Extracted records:

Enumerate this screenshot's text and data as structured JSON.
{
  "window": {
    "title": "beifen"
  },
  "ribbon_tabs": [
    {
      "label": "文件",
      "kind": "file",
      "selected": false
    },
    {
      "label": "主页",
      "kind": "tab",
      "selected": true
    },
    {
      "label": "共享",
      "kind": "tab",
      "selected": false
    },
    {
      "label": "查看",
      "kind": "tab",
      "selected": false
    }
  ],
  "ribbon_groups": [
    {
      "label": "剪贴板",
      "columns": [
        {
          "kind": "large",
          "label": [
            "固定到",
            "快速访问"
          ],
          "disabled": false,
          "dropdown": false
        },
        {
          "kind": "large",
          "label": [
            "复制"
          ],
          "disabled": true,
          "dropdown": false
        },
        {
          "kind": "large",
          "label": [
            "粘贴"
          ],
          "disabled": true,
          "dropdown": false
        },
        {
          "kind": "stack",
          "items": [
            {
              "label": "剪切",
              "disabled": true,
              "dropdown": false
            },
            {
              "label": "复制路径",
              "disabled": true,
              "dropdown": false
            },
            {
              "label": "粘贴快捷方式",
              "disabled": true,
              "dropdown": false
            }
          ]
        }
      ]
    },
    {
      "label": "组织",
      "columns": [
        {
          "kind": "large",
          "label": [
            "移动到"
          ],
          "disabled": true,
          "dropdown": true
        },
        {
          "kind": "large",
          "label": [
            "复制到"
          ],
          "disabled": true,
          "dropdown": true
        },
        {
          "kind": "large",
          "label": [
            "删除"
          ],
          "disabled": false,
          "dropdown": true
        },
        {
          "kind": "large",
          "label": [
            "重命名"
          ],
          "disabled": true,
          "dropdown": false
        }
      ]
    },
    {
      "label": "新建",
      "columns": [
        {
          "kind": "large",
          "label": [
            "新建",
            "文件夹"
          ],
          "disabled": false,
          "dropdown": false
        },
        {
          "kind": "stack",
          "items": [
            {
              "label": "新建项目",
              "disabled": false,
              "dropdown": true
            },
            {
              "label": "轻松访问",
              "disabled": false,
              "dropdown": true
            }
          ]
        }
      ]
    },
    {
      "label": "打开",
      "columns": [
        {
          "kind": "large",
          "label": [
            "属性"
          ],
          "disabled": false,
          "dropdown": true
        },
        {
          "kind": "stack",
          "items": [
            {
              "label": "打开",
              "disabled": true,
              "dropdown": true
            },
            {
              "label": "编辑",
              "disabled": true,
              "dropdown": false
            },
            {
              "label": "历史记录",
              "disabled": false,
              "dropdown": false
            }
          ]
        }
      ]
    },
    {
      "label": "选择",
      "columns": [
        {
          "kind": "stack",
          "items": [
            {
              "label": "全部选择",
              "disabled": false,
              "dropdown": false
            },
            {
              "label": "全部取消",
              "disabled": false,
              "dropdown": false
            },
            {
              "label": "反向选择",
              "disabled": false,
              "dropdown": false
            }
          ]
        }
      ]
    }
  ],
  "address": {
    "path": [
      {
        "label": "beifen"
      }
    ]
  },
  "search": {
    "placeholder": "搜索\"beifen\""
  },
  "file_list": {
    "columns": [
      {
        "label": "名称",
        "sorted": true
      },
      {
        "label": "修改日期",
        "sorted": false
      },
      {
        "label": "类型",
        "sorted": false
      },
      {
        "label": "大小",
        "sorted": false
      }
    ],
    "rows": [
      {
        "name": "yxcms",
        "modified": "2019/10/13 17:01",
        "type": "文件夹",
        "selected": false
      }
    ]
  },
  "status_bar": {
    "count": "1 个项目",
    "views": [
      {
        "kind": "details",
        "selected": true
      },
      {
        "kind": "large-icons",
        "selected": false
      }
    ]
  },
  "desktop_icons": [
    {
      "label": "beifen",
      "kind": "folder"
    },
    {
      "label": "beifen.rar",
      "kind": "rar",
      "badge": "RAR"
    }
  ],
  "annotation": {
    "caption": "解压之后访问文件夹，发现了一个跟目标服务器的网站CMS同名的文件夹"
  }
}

TASK DIRECTIONS: Look over the listing above. Pick out and copy every line that includes "beifen".

RESPONSE TO THE EXERCISE:
    "title": "beifen"
        "label": "beifen"
    "placeholder": "搜索\"beifen\""
      "label": "beifen",
      "label": "beifen.rar",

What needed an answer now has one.